-- What is expected --
Copy the material word for word, from its first line through the line containing "For every button, label, input, icon, or", including both. Leave the pictures out.

(Item position entries)
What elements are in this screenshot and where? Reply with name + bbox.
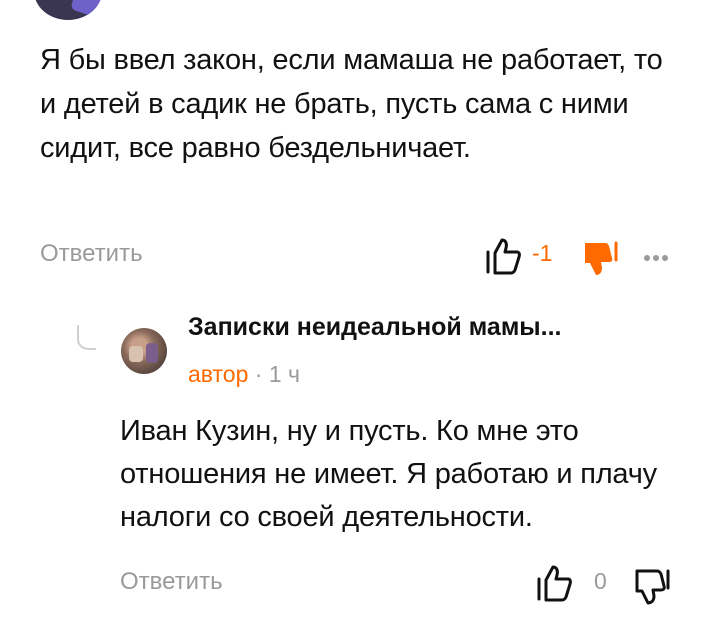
- more-options-icon[interactable]: [644, 248, 671, 266]
- author-name[interactable]: Записки неидеальной мамы...: [188, 313, 562, 342]
- reply-button[interactable]: Ответить: [120, 568, 223, 596]
- comment-meta: автор · 1 ч: [188, 361, 300, 388]
- author-avatar[interactable]: [121, 328, 167, 374]
- avatar[interactable]: [34, 0, 102, 20]
- thumb-up-icon[interactable]: [484, 236, 524, 276]
- author-badge: автор: [188, 361, 249, 387]
- comment-time: 1 ч: [268, 361, 300, 387]
- reply-text: Иван Кузин, ну и пусть. Ко мне это отнош…: [120, 415, 657, 533]
- thread-connector: [76, 325, 96, 351]
- reply-button[interactable]: Ответить: [40, 240, 143, 268]
- meta-separator: ·: [254, 361, 263, 387]
- thumb-down-icon[interactable]: [581, 238, 621, 278]
- comment-score: -1: [532, 240, 553, 266]
- thumb-down-icon[interactable]: [633, 566, 673, 606]
- thumb-up-icon[interactable]: [535, 563, 575, 603]
- reply-score: 0: [594, 568, 607, 594]
- comment-text: Я бы ввел закон, если мамаша не работает…: [40, 44, 663, 164]
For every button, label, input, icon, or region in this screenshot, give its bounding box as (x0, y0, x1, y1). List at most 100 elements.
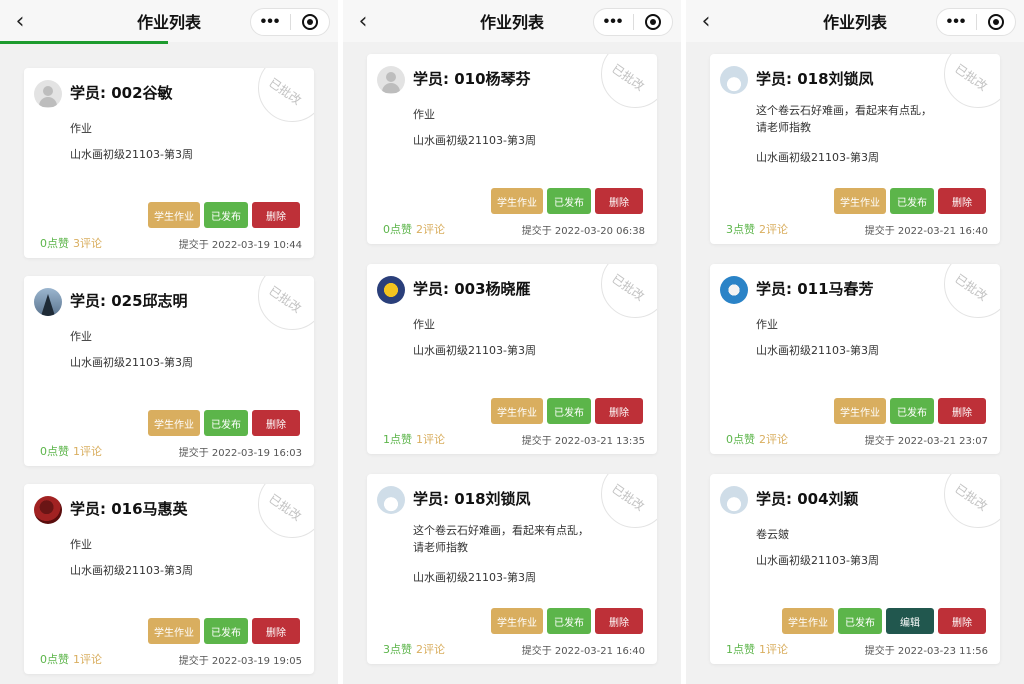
close-target-icon[interactable] (977, 14, 1015, 30)
avatar (720, 276, 748, 304)
comments-count[interactable]: 1评论 (73, 653, 102, 666)
published-button[interactable]: 已发布 (204, 410, 248, 436)
comments-count[interactable]: 1评论 (73, 445, 102, 458)
graded-stamp: 已批改 (944, 264, 1000, 318)
avatar (34, 496, 62, 524)
back-arrow-icon[interactable]: ‹ (10, 9, 30, 34)
submitted-time: 提交于 2022-03-19 16:03 (178, 448, 302, 459)
likes-count[interactable]: 3点赞 (383, 643, 412, 656)
delete-button[interactable]: 删除 (595, 188, 643, 214)
comments-count[interactable]: 1评论 (759, 643, 788, 656)
edit-button[interactable]: 编辑 (886, 608, 934, 634)
homework-text: 作业 (70, 538, 92, 551)
comments-count[interactable]: 2评论 (759, 223, 788, 236)
back-arrow-icon[interactable]: ‹ (696, 9, 716, 34)
action-buttons: 学生作业 已发布 删除 (148, 410, 300, 436)
more-dots-icon[interactable]: ••• (251, 13, 290, 31)
likes-count[interactable]: 0点赞 (40, 653, 69, 666)
homework-card[interactable]: 学员: 011马春芳 已批改 作业 山水画初级21103-第3周 学生作业 已发… (710, 264, 1000, 454)
mini-program-capsule: ••• (593, 8, 673, 36)
phone-screen-2: ‹ 作业列表 ••• 学员: 010杨琴芬 已批改 作业 山水画初级21103-… (343, 0, 681, 684)
likes-count[interactable]: 3点赞 (726, 223, 755, 236)
avatar (720, 66, 748, 94)
loading-progress-bar (0, 41, 168, 44)
submitted-time: 提交于 2022-03-21 16:40 (864, 226, 988, 237)
course-label: 山水画初级21103-第3周 (413, 344, 536, 357)
student-homework-button[interactable]: 学生作业 (148, 410, 200, 436)
homework-card[interactable]: 学员: 025邱志明 已批改 作业 山水画初级21103-第3周 学生作业 已发… (24, 276, 314, 466)
delete-button[interactable]: 删除 (595, 398, 643, 424)
student-name: 学员: 025邱志明 (70, 292, 188, 310)
student-homework-button[interactable]: 学生作业 (148, 618, 200, 644)
close-target-icon[interactable] (634, 14, 672, 30)
action-buttons: 学生作业 已发布 删除 (491, 608, 643, 634)
homework-text: 作业 (413, 108, 435, 121)
published-button[interactable]: 已发布 (204, 618, 248, 644)
delete-button[interactable]: 删除 (252, 410, 300, 436)
action-buttons: 学生作业 已发布 删除 (491, 188, 643, 214)
likes-count[interactable]: 0点赞 (40, 237, 69, 250)
close-target-icon[interactable] (291, 14, 329, 30)
likes-count[interactable]: 1点赞 (383, 433, 412, 446)
published-button[interactable]: 已发布 (547, 398, 591, 424)
comments-count[interactable]: 2评论 (416, 643, 445, 656)
course-label: 山水画初级21103-第3周 (756, 151, 879, 164)
likes-count[interactable]: 0点赞 (726, 433, 755, 446)
homework-card[interactable]: 学员: 018刘锁凤 已批改 这个卷云石好难画，看起来有点乱， 请老师指教 山水… (367, 474, 657, 664)
phone-screen-3: ‹ 作业列表 ••• 学员: 018刘锁凤 已批改 这个卷云石好难画，看起来有点… (686, 0, 1024, 684)
published-button[interactable]: 已发布 (547, 188, 591, 214)
delete-button[interactable]: 删除 (252, 202, 300, 228)
nav-bar: ‹ 作业列表 ••• (0, 0, 338, 44)
action-buttons: 学生作业 已发布 删除 (834, 398, 986, 424)
delete-button[interactable]: 删除 (252, 618, 300, 644)
delete-button[interactable]: 删除 (938, 398, 986, 424)
likes-count[interactable]: 1点赞 (726, 643, 755, 656)
student-homework-button[interactable]: 学生作业 (834, 188, 886, 214)
student-name: 学员: 018刘锁凤 (756, 70, 874, 88)
comments-count[interactable]: 3评论 (73, 237, 102, 250)
graded-stamp: 已批改 (944, 54, 1000, 108)
delete-button[interactable]: 删除 (938, 188, 986, 214)
published-button[interactable]: 已发布 (838, 608, 882, 634)
delete-button[interactable]: 删除 (938, 608, 986, 634)
comments-count[interactable]: 2评论 (416, 223, 445, 236)
back-arrow-icon[interactable]: ‹ (353, 9, 373, 34)
student-homework-button[interactable]: 学生作业 (491, 188, 543, 214)
student-homework-button[interactable]: 学生作业 (491, 608, 543, 634)
student-homework-button[interactable]: 学生作业 (834, 398, 886, 424)
published-button[interactable]: 已发布 (547, 608, 591, 634)
homework-card[interactable]: 学员: 002谷敏 已批改 作业 山水画初级21103-第3周 学生作业 已发布… (24, 68, 314, 258)
submitted-time: 提交于 2022-03-21 16:40 (521, 646, 645, 657)
delete-button[interactable]: 删除 (595, 608, 643, 634)
engagement-stats: 0点赞 1评论 (40, 651, 102, 667)
comments-count[interactable]: 1评论 (416, 433, 445, 446)
student-homework-button[interactable]: 学生作业 (491, 398, 543, 424)
homework-card[interactable]: 学员: 003杨晓雁 已批改 作业 山水画初级21103-第3周 学生作业 已发… (367, 264, 657, 454)
more-dots-icon[interactable]: ••• (937, 13, 976, 31)
homework-text: 这个卷云石好难画，看起来有点乱， (413, 524, 589, 537)
homework-card[interactable]: 学员: 018刘锁凤 已批改 这个卷云石好难画，看起来有点乱， 请老师指教 山水… (710, 54, 1000, 244)
homework-text-line-2: 请老师指教 (413, 541, 468, 554)
action-buttons: 学生作业 已发布 删除 (491, 398, 643, 424)
nav-bar: ‹ 作业列表 ••• (686, 0, 1024, 42)
more-dots-icon[interactable]: ••• (594, 13, 633, 31)
homework-card[interactable]: 学员: 016马惠英 已批改 作业 山水画初级21103-第3周 学生作业 已发… (24, 484, 314, 674)
mini-program-capsule: ••• (936, 8, 1016, 36)
student-name: 学员: 018刘锁凤 (413, 490, 531, 508)
student-homework-button[interactable]: 学生作业 (148, 202, 200, 228)
action-buttons: 学生作业 已发布 编辑 删除 (782, 608, 986, 634)
course-label: 山水画初级21103-第3周 (756, 554, 879, 567)
published-button[interactable]: 已发布 (890, 188, 934, 214)
likes-count[interactable]: 0点赞 (383, 223, 412, 236)
avatar (377, 486, 405, 514)
homework-card[interactable]: 学员: 010杨琴芬 已批改 作业 山水画初级21103-第3周 学生作业 已发… (367, 54, 657, 244)
comments-count[interactable]: 2评论 (759, 433, 788, 446)
homework-card[interactable]: 学员: 004刘颖 已批改 卷云皴 山水画初级21103-第3周 学生作业 已发… (710, 474, 1000, 664)
published-button[interactable]: 已发布 (204, 202, 248, 228)
published-button[interactable]: 已发布 (890, 398, 934, 424)
engagement-stats: 0点赞 1评论 (40, 443, 102, 459)
course-label: 山水画初级21103-第3周 (70, 564, 193, 577)
student-homework-button[interactable]: 学生作业 (782, 608, 834, 634)
engagement-stats: 3点赞 2评论 (726, 221, 788, 237)
likes-count[interactable]: 0点赞 (40, 445, 69, 458)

-- Complete response --
What elements are in this screenshot and where? Reply with name + bbox.
- more-options-icon[interactable]: [644, 248, 671, 266]
- author-name[interactable]: Записки неидеальной мамы...: [188, 313, 562, 342]
- reply-button[interactable]: Ответить: [120, 568, 223, 596]
- comment-meta: автор · 1 ч: [188, 361, 300, 388]
- author-avatar[interactable]: [121, 328, 167, 374]
- avatar[interactable]: [34, 0, 102, 20]
- thumb-up-icon[interactable]: [484, 236, 524, 276]
- author-badge: автор: [188, 361, 249, 387]
- comment-time: 1 ч: [268, 361, 300, 387]
- reply-text: Иван Кузин, ну и пусть. Ко мне это отнош…: [120, 415, 657, 533]
- thread-connector: [76, 325, 96, 351]
- reply-button[interactable]: Ответить: [40, 240, 143, 268]
- meta-separator: ·: [254, 361, 263, 387]
- thumb-down-icon[interactable]: [581, 238, 621, 278]
- comment-score: -1: [532, 240, 553, 266]
- thumb-down-icon[interactable]: [633, 566, 673, 606]
- thumb-up-icon[interactable]: [535, 563, 575, 603]
- reply-score: 0: [594, 568, 607, 594]
- comment-text: Я бы ввел закон, если мамаша не работает…: [40, 44, 663, 164]
For every button, label, input, icon, or region in this screenshot, give its bounding box as (x0, y0, x1, y1). List at most 100 elements.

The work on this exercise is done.